◆ Exercise instructions:
Leave out the pictures and copy everything else in the entries exactly.

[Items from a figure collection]
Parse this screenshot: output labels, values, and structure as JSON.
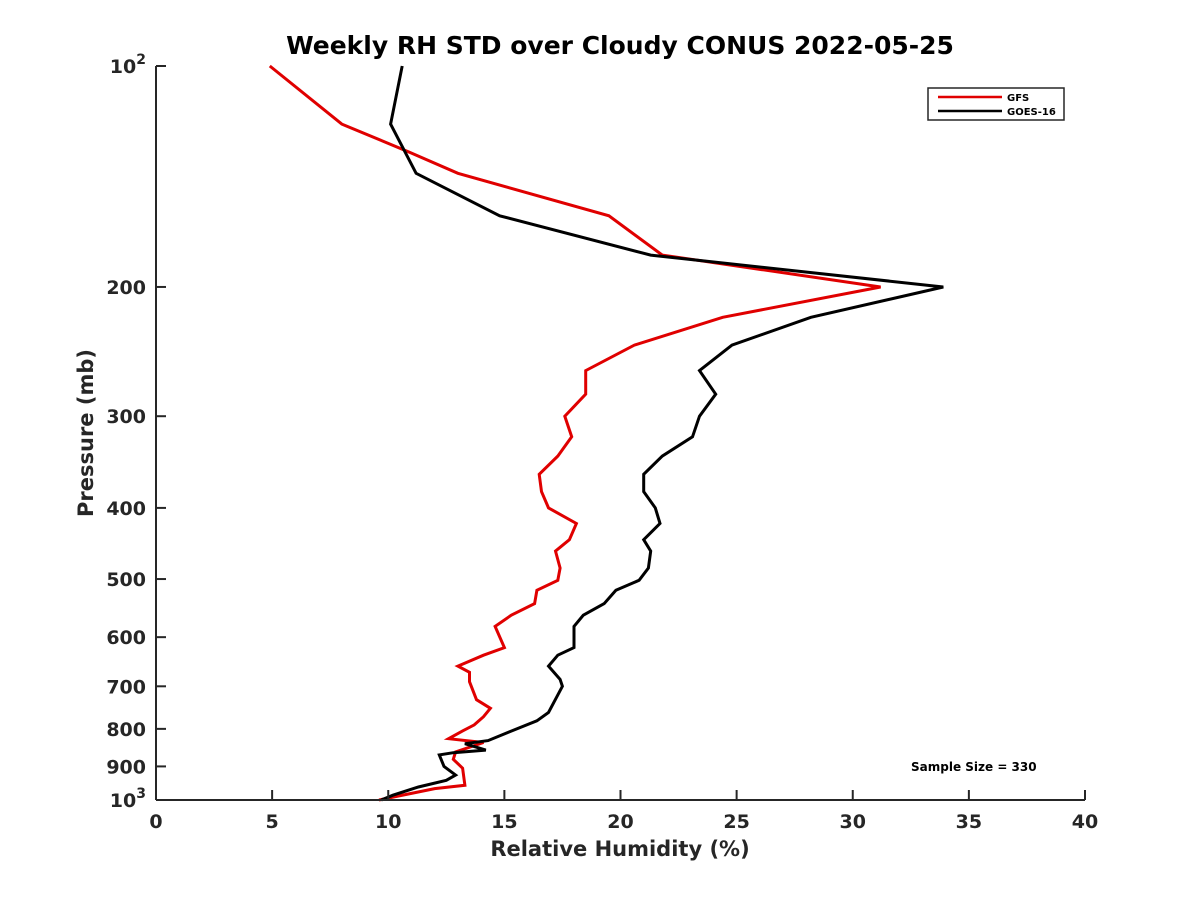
{
  "chart_data": {
    "type": "line",
    "title": "Weekly RH STD over Cloudy CONUS 2022-05-25",
    "xlabel": "Relative Humidity (%)",
    "ylabel": "Pressure (mb)",
    "xlim": [
      0,
      40
    ],
    "ylim": [
      100,
      1000
    ],
    "yscale": "log",
    "yreversed": true,
    "grid": false,
    "x_ticks": [
      0,
      5,
      10,
      15,
      20,
      25,
      30,
      35,
      40
    ],
    "x_tick_labels": [
      "0",
      "5",
      "10",
      "15",
      "20",
      "25",
      "30",
      "35",
      "40"
    ],
    "y_ticks": [
      100,
      200,
      300,
      400,
      500,
      600,
      700,
      800,
      900,
      1000
    ],
    "y_tick_labels": [
      {
        "base": "10",
        "sup": "2"
      },
      {
        "text": "200"
      },
      {
        "text": "300"
      },
      {
        "text": "400"
      },
      {
        "text": "500"
      },
      {
        "text": "600"
      },
      {
        "text": "700"
      },
      {
        "text": "800"
      },
      {
        "text": "900"
      },
      {
        "base": "10",
        "sup": "3"
      }
    ],
    "legend": {
      "placement": "top-right",
      "entries": [
        "GFS",
        "GOES-16"
      ]
    },
    "annotation": "Sample Size = 330",
    "series": [
      {
        "name": "GFS",
        "color": "#e00000",
        "points": [
          [
            4.9,
            100
          ],
          [
            8.0,
            120
          ],
          [
            10.9,
            131
          ],
          [
            13.0,
            140
          ],
          [
            19.5,
            160
          ],
          [
            21.8,
            181
          ],
          [
            31.2,
            200
          ],
          [
            24.4,
            220
          ],
          [
            20.6,
            240
          ],
          [
            18.5,
            260
          ],
          [
            18.5,
            280
          ],
          [
            17.6,
            300
          ],
          [
            17.9,
            320
          ],
          [
            17.3,
            340
          ],
          [
            16.5,
            360
          ],
          [
            16.6,
            380
          ],
          [
            16.9,
            400
          ],
          [
            18.1,
            420
          ],
          [
            17.8,
            442
          ],
          [
            17.2,
            458
          ],
          [
            17.4,
            483
          ],
          [
            17.3,
            502
          ],
          [
            16.4,
            518
          ],
          [
            16.3,
            540
          ],
          [
            15.3,
            560
          ],
          [
            14.6,
            580
          ],
          [
            15.0,
            620
          ],
          [
            14.1,
            635
          ],
          [
            13.0,
            657
          ],
          [
            13.5,
            670
          ],
          [
            13.5,
            690
          ],
          [
            13.8,
            730
          ],
          [
            14.4,
            750
          ],
          [
            14.1,
            770
          ],
          [
            13.7,
            790
          ],
          [
            13.2,
            805
          ],
          [
            12.6,
            825
          ],
          [
            14.1,
            835
          ],
          [
            12.9,
            860
          ],
          [
            12.8,
            880
          ],
          [
            13.2,
            905
          ],
          [
            13.3,
            955
          ],
          [
            12.0,
            965
          ],
          [
            9.6,
            1000
          ]
        ]
      },
      {
        "name": "GOES-16",
        "color": "#000000",
        "points": [
          [
            10.6,
            100
          ],
          [
            10.1,
            120
          ],
          [
            11.2,
            140
          ],
          [
            14.8,
            160
          ],
          [
            21.3,
            181
          ],
          [
            33.9,
            200
          ],
          [
            28.2,
            220
          ],
          [
            24.8,
            240
          ],
          [
            23.4,
            260
          ],
          [
            24.1,
            280
          ],
          [
            23.4,
            300
          ],
          [
            23.1,
            320
          ],
          [
            21.8,
            340
          ],
          [
            21.0,
            360
          ],
          [
            21.0,
            380
          ],
          [
            21.5,
            400
          ],
          [
            21.7,
            420
          ],
          [
            21.0,
            442
          ],
          [
            21.3,
            458
          ],
          [
            21.2,
            483
          ],
          [
            20.8,
            502
          ],
          [
            19.8,
            518
          ],
          [
            19.3,
            540
          ],
          [
            18.4,
            560
          ],
          [
            18.0,
            580
          ],
          [
            18.0,
            620
          ],
          [
            17.3,
            635
          ],
          [
            16.9,
            657
          ],
          [
            17.4,
            685
          ],
          [
            17.5,
            700
          ],
          [
            16.9,
            760
          ],
          [
            16.4,
            780
          ],
          [
            15.2,
            808
          ],
          [
            14.3,
            830
          ],
          [
            13.3,
            838
          ],
          [
            14.2,
            855
          ],
          [
            12.8,
            862
          ],
          [
            12.2,
            868
          ],
          [
            12.4,
            900
          ],
          [
            12.9,
            925
          ],
          [
            12.5,
            940
          ],
          [
            11.3,
            960
          ],
          [
            10.2,
            985
          ],
          [
            9.7,
            1000
          ]
        ]
      }
    ]
  }
}
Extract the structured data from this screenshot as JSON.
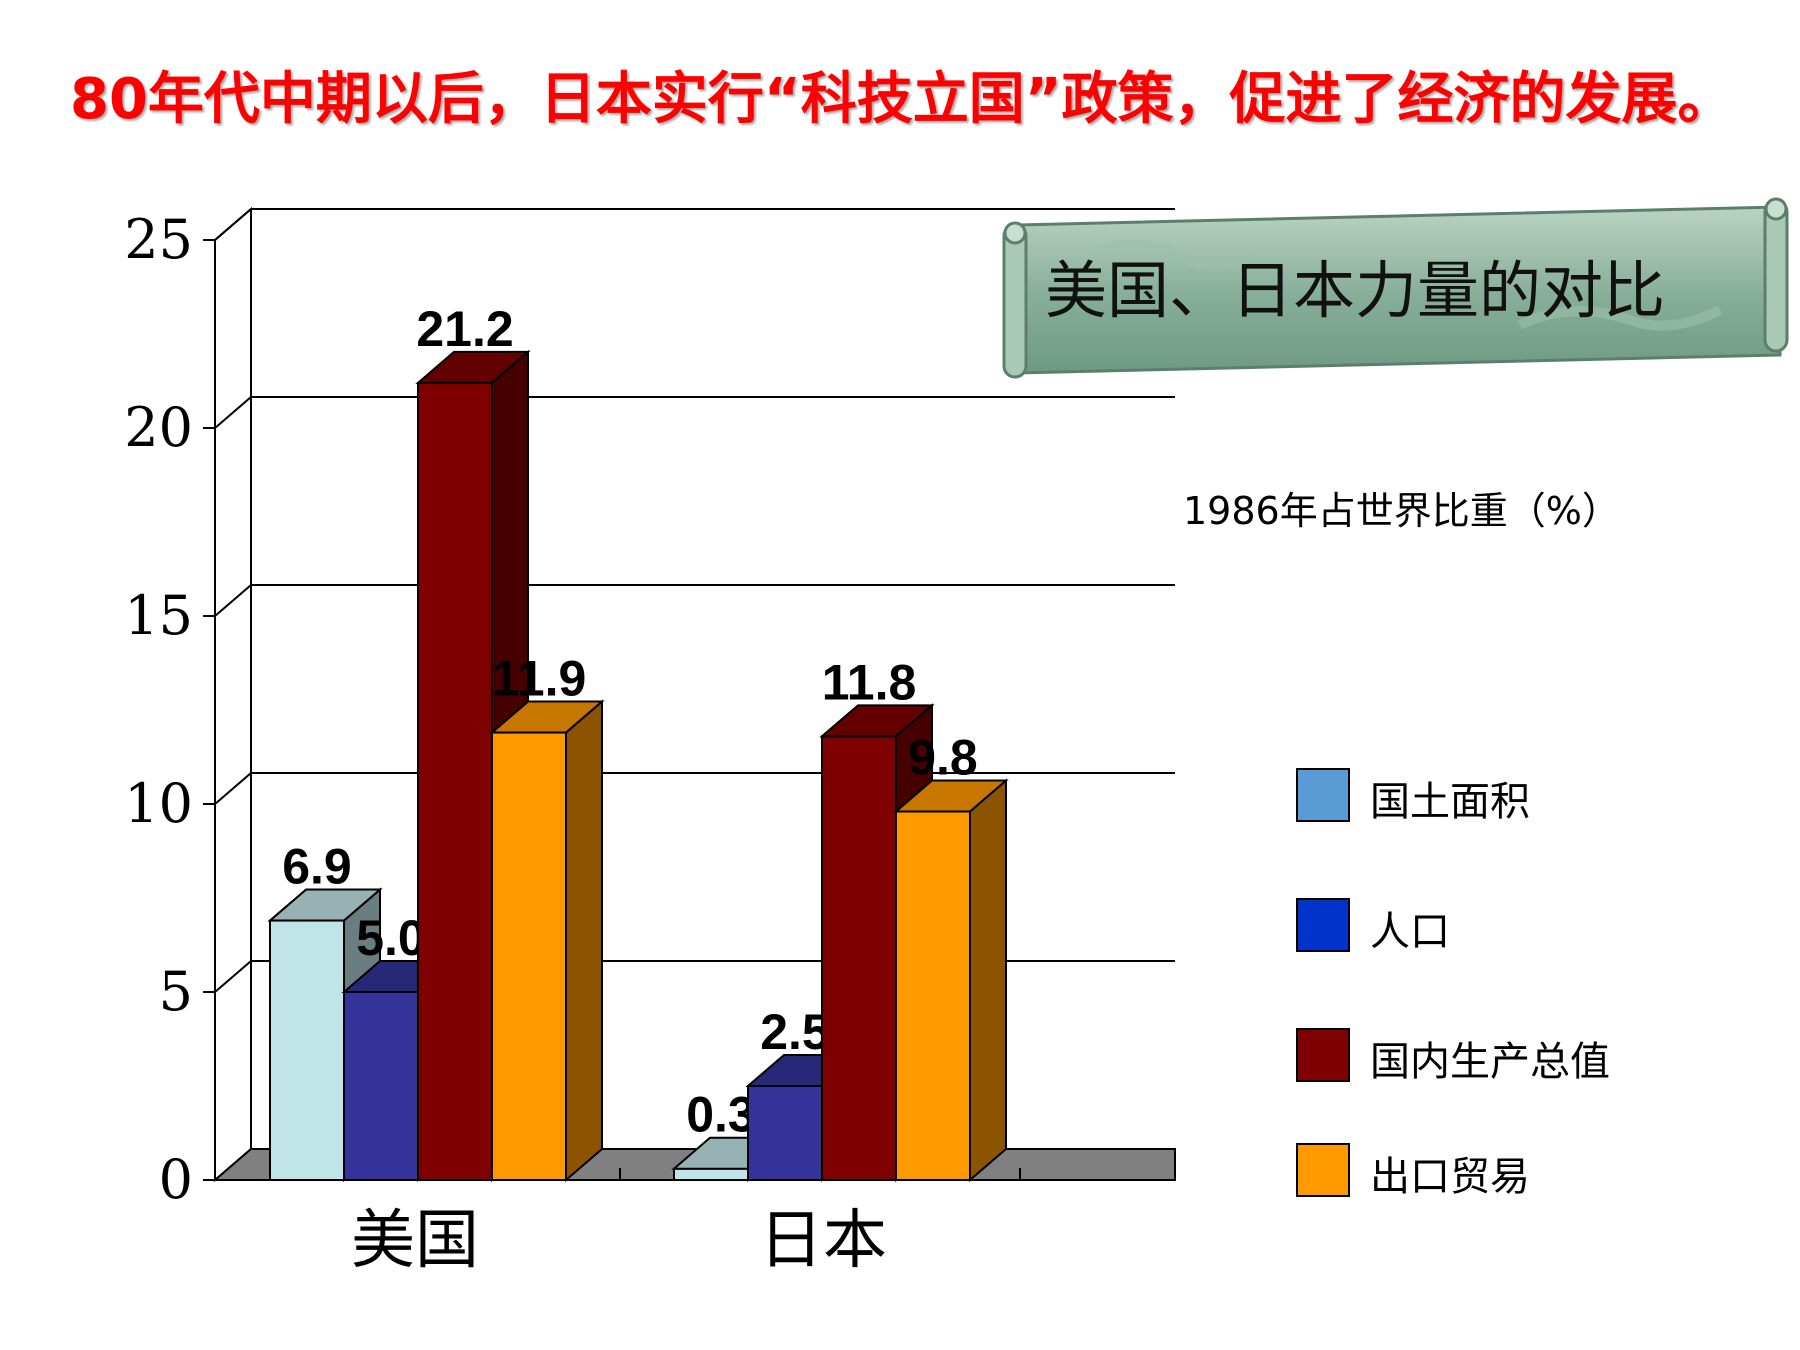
{
  "headline": "80年代中期以后，日本实行“科技立国”政策，促进了经济的发展。",
  "banner_title": "美国、日本力量的对比",
  "chart_data": {
    "type": "bar",
    "title": "美国、日本力量的对比",
    "unit_label": "1986年占世界比重（%）",
    "categories": [
      "美国",
      "日本"
    ],
    "series": [
      {
        "name": "国土面积",
        "values": [
          6.9,
          0.3
        ],
        "color": "#c0e4e8",
        "legend_color": "#5b9bd5"
      },
      {
        "name": "人口",
        "values": [
          5.0,
          2.5
        ],
        "color": "#33339a",
        "legend_color": "#0033cc"
      },
      {
        "name": "国内生产总值",
        "values": [
          21.2,
          11.8
        ],
        "color": "#7f0000",
        "legend_color": "#7f0000"
      },
      {
        "name": "出口贸易",
        "values": [
          11.9,
          9.8
        ],
        "color": "#ff9900",
        "legend_color": "#ff9900"
      }
    ],
    "data_labels": [
      [
        "6.9",
        "5.0",
        "21.2",
        "11.9"
      ],
      [
        "0.3",
        "2.5",
        "11.8",
        "9.8"
      ]
    ],
    "y_ticks": [
      "0",
      "5",
      "10",
      "15",
      "20",
      "25"
    ],
    "ylim": [
      0,
      25
    ],
    "grid": true,
    "legend_position": "right"
  }
}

◆ Task solution:
Parse this screenshot: output labels, values, and structure as JSON.
{
  "chart_data": {
    "type": "line",
    "title": "Weekly RH STD over Cloudy CONUS 2022-05-25",
    "xlabel": "Relative Humidity (%)",
    "ylabel": "Pressure (mb)",
    "xlim": [
      0,
      40
    ],
    "ylim": [
      100,
      1000
    ],
    "yscale": "log",
    "yreversed": true,
    "grid": false,
    "x_ticks": [
      0,
      5,
      10,
      15,
      20,
      25,
      30,
      35,
      40
    ],
    "x_tick_labels": [
      "0",
      "5",
      "10",
      "15",
      "20",
      "25",
      "30",
      "35",
      "40"
    ],
    "y_ticks": [
      100,
      200,
      300,
      400,
      500,
      600,
      700,
      800,
      900,
      1000
    ],
    "y_tick_labels": [
      {
        "base": "10",
        "sup": "2"
      },
      {
        "text": "200"
      },
      {
        "text": "300"
      },
      {
        "text": "400"
      },
      {
        "text": "500"
      },
      {
        "text": "600"
      },
      {
        "text": "700"
      },
      {
        "text": "800"
      },
      {
        "text": "900"
      },
      {
        "base": "10",
        "sup": "3"
      }
    ],
    "legend": {
      "placement": "top-right",
      "entries": [
        "GFS",
        "GOES-16"
      ]
    },
    "annotation": "Sample Size = 330",
    "series": [
      {
        "name": "GFS",
        "color": "#e00000",
        "points": [
          [
            4.9,
            100
          ],
          [
            8.0,
            120
          ],
          [
            10.9,
            131
          ],
          [
            13.0,
            140
          ],
          [
            19.5,
            160
          ],
          [
            21.8,
            181
          ],
          [
            31.2,
            200
          ],
          [
            24.4,
            220
          ],
          [
            20.6,
            240
          ],
          [
            18.5,
            260
          ],
          [
            18.5,
            280
          ],
          [
            17.6,
            300
          ],
          [
            17.9,
            320
          ],
          [
            17.3,
            340
          ],
          [
            16.5,
            360
          ],
          [
            16.6,
            380
          ],
          [
            16.9,
            400
          ],
          [
            18.1,
            420
          ],
          [
            17.8,
            442
          ],
          [
            17.2,
            458
          ],
          [
            17.4,
            483
          ],
          [
            17.3,
            502
          ],
          [
            16.4,
            518
          ],
          [
            16.3,
            540
          ],
          [
            15.3,
            560
          ],
          [
            14.6,
            580
          ],
          [
            15.0,
            620
          ],
          [
            14.1,
            635
          ],
          [
            13.0,
            657
          ],
          [
            13.5,
            670
          ],
          [
            13.5,
            690
          ],
          [
            13.8,
            730
          ],
          [
            14.4,
            750
          ],
          [
            14.1,
            770
          ],
          [
            13.7,
            790
          ],
          [
            13.2,
            805
          ],
          [
            12.6,
            825
          ],
          [
            14.1,
            835
          ],
          [
            12.9,
            860
          ],
          [
            12.8,
            880
          ],
          [
            13.2,
            905
          ],
          [
            13.3,
            955
          ],
          [
            12.0,
            965
          ],
          [
            9.6,
            1000
          ]
        ]
      },
      {
        "name": "GOES-16",
        "color": "#000000",
        "points": [
          [
            10.6,
            100
          ],
          [
            10.1,
            120
          ],
          [
            11.2,
            140
          ],
          [
            14.8,
            160
          ],
          [
            21.3,
            181
          ],
          [
            33.9,
            200
          ],
          [
            28.2,
            220
          ],
          [
            24.8,
            240
          ],
          [
            23.4,
            260
          ],
          [
            24.1,
            280
          ],
          [
            23.4,
            300
          ],
          [
            23.1,
            320
          ],
          [
            21.8,
            340
          ],
          [
            21.0,
            360
          ],
          [
            21.0,
            380
          ],
          [
            21.5,
            400
          ],
          [
            21.7,
            420
          ],
          [
            21.0,
            442
          ],
          [
            21.3,
            458
          ],
          [
            21.2,
            483
          ],
          [
            20.8,
            502
          ],
          [
            19.8,
            518
          ],
          [
            19.3,
            540
          ],
          [
            18.4,
            560
          ],
          [
            18.0,
            580
          ],
          [
            18.0,
            620
          ],
          [
            17.3,
            635
          ],
          [
            16.9,
            657
          ],
          [
            17.4,
            685
          ],
          [
            17.5,
            700
          ],
          [
            16.9,
            760
          ],
          [
            16.4,
            780
          ],
          [
            15.2,
            808
          ],
          [
            14.3,
            830
          ],
          [
            13.3,
            838
          ],
          [
            14.2,
            855
          ],
          [
            12.8,
            862
          ],
          [
            12.2,
            868
          ],
          [
            12.4,
            900
          ],
          [
            12.9,
            925
          ],
          [
            12.5,
            940
          ],
          [
            11.3,
            960
          ],
          [
            10.2,
            985
          ],
          [
            9.7,
            1000
          ]
        ]
      }
    ]
  }
}
Extract the structured data from this screenshot as JSON.
{
  "headline": "80年代中期以后，日本实行“科技立国”政策，促进了经济的发展。",
  "banner_title": "美国、日本力量的对比",
  "chart_data": {
    "type": "bar",
    "title": "美国、日本力量的对比",
    "unit_label": "1986年占世界比重（%）",
    "categories": [
      "美国",
      "日本"
    ],
    "series": [
      {
        "name": "国土面积",
        "values": [
          6.9,
          0.3
        ],
        "color": "#c0e4e8",
        "legend_color": "#5b9bd5"
      },
      {
        "name": "人口",
        "values": [
          5.0,
          2.5
        ],
        "color": "#33339a",
        "legend_color": "#0033cc"
      },
      {
        "name": "国内生产总值",
        "values": [
          21.2,
          11.8
        ],
        "color": "#7f0000",
        "legend_color": "#7f0000"
      },
      {
        "name": "出口贸易",
        "values": [
          11.9,
          9.8
        ],
        "color": "#ff9900",
        "legend_color": "#ff9900"
      }
    ],
    "data_labels": [
      [
        "6.9",
        "5.0",
        "21.2",
        "11.9"
      ],
      [
        "0.3",
        "2.5",
        "11.8",
        "9.8"
      ]
    ],
    "y_ticks": [
      "0",
      "5",
      "10",
      "15",
      "20",
      "25"
    ],
    "ylim": [
      0,
      25
    ],
    "grid": true,
    "legend_position": "right"
  }
}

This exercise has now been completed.